» **Quoted passage**:
Table 4. Comparison of the MCG and Imprinting models with the full model.
Parameters included | Central European study | Northern European study | ||||||||||
---|---|---|---|---|---|---|---|---|---|---|---|---|
Model | R1 | R2 | Im | S1 | lnlik | P null a | P CG b | P full c | lnlik | P null a | P CG b | P full c |
Null | - | - | - | - | −3378.5 | −1376.3 | ||||||
CG | + | + | - | - | −3209.89 | 5.9 x 10–74 | −1343.5 | x 10−17 | ||||
MG | + | + | - | + | −3199.46 | 2.7 x 10−77 | 5.0 x 10−06 | 2.9 x 10−02 | −1339.8 | 1.4 x 10−17 | 0.005 | 0.162 |
Im | + | + | + | - | −3207.92 | 1.2 x 10−73 | 4.7 x 10−02 | 3.2 x 10−06 | −1342.3 | 3.3 x 10−16 | 0.25 | 0.004 |
Full | + | + | + | + | −3197.07 | 2.9 x 10−77 | 2.7 x 10−06 | −1339.5 | 3.1 x 10−17 | 0.008 |
The “+” and “-” symbols indicate whether a given risk parameter was included or excluded in the corresponding model. lnlik is the maximized ln likelihood for each model.
a P value for the comparison of each model versus the null model with no effects.
b P value for the comparison of each model versus the child genotype model including R1 and R2.
c P value for the comparison with the full model including all risk parameters (R1, R2, S1, S2, and Im).
Replication in an independent sample and meta-analysis
We aimed to replicate our findings by examining the same 4 FLG mutations in an independent Northern European population including 450 AD families and 1854 population-based control individuals (methods and Table 1) [17,20–22]. Step-by-step analysis with PREMIM/EMIM again supported a maternal genotype effect. The genotypes of both children and mothers had an independent effect on AD risk, and children of FLG-carrier mothers showed a 1.4 fold increased risk (R1 = 2.13, R2 = 5.89, S1 = 1.42; P MCG = 1.4 x 10−17; P MCG vs CG = 0.005; Table 3 and S3 Table). Importantly, the results obtained were consistent in both populations studied providing strong support to the existence of maternal genotype effects on FLG.
A meta-analysis was performed using the inverse variance method as implemented in METAL [23], which uses the effects estimates and standard errors from each risk parameter. This revealed a highly significant 1.5 fold increased AD risk in children of FLG-carrier mothers (S1meta-analysis = 1.50; P = 8.4 x 10−8; Table 3).
FLG mutations are more frequent in mothers than in fathers
Analysis of parental genotypes revealed a higher prevalence of FLG mutations in mothers than in fathers in both study populations (Fig. 1). This is consistent with the maternal genotype effect observed. Additionally the frequency of FLG mutations in the parental population (mothers and fathers together) was remarkably higher than in population-based controls of unknown phenotype. This is likely due to the recruitment of families with multiple affected children leading to a parental population enriched in strong genetic risk factors.
Robustness of the FLG maternal effect
At this stage we considered the potential weaknesses of our study in order to discard false positives due to methodological issues and to gain further support to the existence of a FLG maternal genotype effect.

» **Work to complete**:
[a] Reproduce the part of the FLG maternal genotype passage that begins with the words "Robustness of the" and ends with the words "FLG maternal genotype effect.".
[b] In the FLG maternal genotype passage, what method was used to perform the meta-analysis?
[c] Write the next part of the FLG maternal genotype passage, starting after its final sentence.

» **Data for review**:
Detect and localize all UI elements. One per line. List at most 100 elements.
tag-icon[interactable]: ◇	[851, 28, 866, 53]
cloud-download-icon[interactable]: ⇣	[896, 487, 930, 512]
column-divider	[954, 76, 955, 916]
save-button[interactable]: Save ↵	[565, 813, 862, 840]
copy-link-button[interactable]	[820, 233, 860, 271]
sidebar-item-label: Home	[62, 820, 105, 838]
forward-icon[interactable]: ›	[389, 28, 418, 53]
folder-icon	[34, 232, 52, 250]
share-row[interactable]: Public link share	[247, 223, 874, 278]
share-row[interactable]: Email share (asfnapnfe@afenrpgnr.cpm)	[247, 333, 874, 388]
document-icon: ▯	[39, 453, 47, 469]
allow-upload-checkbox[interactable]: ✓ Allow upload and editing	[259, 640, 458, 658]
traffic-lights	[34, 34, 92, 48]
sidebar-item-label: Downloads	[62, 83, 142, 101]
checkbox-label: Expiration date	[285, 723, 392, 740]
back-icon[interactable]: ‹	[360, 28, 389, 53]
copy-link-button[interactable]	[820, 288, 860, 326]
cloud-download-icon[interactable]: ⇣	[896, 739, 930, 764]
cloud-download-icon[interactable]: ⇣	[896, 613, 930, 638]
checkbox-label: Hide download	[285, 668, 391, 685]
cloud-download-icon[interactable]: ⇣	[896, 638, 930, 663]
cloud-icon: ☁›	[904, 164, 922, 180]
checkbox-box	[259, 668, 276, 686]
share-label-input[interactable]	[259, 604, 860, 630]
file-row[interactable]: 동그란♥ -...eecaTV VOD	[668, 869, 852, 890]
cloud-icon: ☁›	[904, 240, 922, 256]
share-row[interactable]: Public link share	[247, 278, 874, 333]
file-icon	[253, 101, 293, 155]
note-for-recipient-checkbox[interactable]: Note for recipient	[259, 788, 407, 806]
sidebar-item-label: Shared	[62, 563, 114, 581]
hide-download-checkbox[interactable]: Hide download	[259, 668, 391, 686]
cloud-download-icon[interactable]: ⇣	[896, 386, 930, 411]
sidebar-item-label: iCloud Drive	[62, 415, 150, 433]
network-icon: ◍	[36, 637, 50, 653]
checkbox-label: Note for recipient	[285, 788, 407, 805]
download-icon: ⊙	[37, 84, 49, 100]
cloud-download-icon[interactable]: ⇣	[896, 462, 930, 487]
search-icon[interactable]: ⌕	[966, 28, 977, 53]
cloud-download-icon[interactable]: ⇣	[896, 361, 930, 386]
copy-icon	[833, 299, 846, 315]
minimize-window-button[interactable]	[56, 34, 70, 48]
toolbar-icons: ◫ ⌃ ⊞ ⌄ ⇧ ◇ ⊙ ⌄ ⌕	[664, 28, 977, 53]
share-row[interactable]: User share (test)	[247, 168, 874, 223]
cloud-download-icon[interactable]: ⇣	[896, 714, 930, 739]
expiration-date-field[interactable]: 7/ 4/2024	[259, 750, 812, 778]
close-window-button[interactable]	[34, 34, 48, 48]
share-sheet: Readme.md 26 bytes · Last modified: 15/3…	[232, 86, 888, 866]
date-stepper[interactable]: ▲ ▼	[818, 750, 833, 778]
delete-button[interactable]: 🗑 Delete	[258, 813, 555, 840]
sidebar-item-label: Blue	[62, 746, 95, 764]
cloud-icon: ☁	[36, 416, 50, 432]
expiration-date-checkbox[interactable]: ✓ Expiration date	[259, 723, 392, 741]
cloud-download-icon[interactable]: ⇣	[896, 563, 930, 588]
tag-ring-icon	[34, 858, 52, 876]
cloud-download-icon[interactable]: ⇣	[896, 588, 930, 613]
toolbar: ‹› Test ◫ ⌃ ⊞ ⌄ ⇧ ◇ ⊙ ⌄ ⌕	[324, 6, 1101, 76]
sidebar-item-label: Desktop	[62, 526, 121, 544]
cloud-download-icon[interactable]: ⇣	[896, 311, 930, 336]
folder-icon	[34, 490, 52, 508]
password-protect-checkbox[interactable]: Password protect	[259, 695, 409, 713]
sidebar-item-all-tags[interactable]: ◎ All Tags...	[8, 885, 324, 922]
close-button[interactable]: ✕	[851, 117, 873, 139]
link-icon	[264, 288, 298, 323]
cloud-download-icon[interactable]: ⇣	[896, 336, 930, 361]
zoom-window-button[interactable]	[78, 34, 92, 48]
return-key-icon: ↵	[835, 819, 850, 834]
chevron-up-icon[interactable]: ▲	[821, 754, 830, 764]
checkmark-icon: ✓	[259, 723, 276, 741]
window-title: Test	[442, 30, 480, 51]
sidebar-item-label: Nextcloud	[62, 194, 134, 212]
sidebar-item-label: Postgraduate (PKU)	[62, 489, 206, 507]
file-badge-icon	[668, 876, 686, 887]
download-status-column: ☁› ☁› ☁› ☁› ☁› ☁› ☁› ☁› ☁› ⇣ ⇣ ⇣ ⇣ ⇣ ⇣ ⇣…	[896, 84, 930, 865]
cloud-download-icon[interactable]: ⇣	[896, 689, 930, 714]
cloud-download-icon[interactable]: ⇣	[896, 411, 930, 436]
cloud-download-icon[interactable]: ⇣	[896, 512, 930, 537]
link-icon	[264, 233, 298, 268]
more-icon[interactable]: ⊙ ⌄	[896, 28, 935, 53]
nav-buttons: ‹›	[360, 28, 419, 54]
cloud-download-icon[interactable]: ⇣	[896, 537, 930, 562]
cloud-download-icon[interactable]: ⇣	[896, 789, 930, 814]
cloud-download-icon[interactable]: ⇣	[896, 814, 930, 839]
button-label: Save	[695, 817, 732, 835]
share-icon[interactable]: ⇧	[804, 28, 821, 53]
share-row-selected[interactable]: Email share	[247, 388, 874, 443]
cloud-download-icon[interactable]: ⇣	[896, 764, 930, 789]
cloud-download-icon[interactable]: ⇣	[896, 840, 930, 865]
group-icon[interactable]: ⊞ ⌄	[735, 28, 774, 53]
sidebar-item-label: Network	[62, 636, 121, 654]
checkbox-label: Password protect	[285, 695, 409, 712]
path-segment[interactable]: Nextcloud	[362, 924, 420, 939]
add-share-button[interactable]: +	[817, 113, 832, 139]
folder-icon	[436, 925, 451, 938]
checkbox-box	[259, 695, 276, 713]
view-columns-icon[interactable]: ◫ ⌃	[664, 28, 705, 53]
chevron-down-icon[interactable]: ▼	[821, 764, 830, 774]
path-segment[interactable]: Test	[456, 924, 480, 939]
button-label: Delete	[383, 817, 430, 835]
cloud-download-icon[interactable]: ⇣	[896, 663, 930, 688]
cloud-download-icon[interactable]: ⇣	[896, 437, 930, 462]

» **Expected results**:
[a]
Robustness of the FLG maternal effect
At this stage we considered the potential weaknesses of our study in order to discard false positives due to methodological issues and to gain further support to the existence of a FLG maternal genotype effect.

[b] The inverse variance method as implemented in METAL.

[c]
We analysed the FLG c.2282del4, p.R501X and p.R2247X mutations independently (this was not possible for p.S3247X since it was too rare). The maternal effect and the increased frequency of mutations in mothers were found for all 3 mutations in both study populations (S4 Table and S5 Table). This suggests that the maternal effect is not specific to a given variant but a general characteristic of FLG loss-of-function mutations.
In the populations studied, mothers typically have a more prominent role than fathers in children’s health care [24]. We hypothesized that preferential ascertainment of AD-affected mothers carrying FLG mutations may be the cause of the observed maternal effect. Indeed, we observed a higher frequency of AD-affected mothers than fathers, which could be due to a genuine maternal effect or to ascertainment bias (AD prevalence in Central European mothers = 0.23 and fathers = 0.12; Northern European mothers = 0.35 and fathers = 0.19). In order to avoid this potential bias we repeated our analysis including only families in which both parents had a negative history of AD. Importantly, the maternal genotype effect remained strong and significant in the remaining population (Meta-S1 = 1.38; P = 0.003; S6 Table).
We also tested the potential effect of the paternal FLG genotype on the children. Since this option is not available in PREMIM/EMIM, we performed the analysis after exchanging the paternal and maternal genotypes on our genotype files. This analysis revealed no significant effect of the paternal FLG status (S7 Table).
A large proportion of the families included in the present study (60%) were recruited through an affected sib pair. Aiming to maximize power, all previous analyses were performed considering all affected siblings as independent individuals which may lead to biased risk parameter estimates. We therefore repeated the analysis including only one affected child per family and found that the magnitude of the maternal effect remained constant in this set of independent trios (S1meta-analysis = 1.45; P = 1.1 x 10−4; S8 Table).
Potential influence of maternal immunity
Filaggrin has a major role in cutaneous barrier function [1]. According to publicly available datasets [25–27] FLG expression is highest in skin and absent in tissues relevant for mother-child interactions such as uterus, placenta, or mammary gland (S1 Fig. and S2 Fig.). However, recent studies demonstrated that FLG mutations result in increased antigen penetration through the skin and the production of allergen-specific antibodies (IgE, specific sensitization) [6,7,28]. Thus, we hypothesized that systemic inflammatory responses in FLG carrier mothers may influence AD risk in children via feto-maternal immune crosstalk.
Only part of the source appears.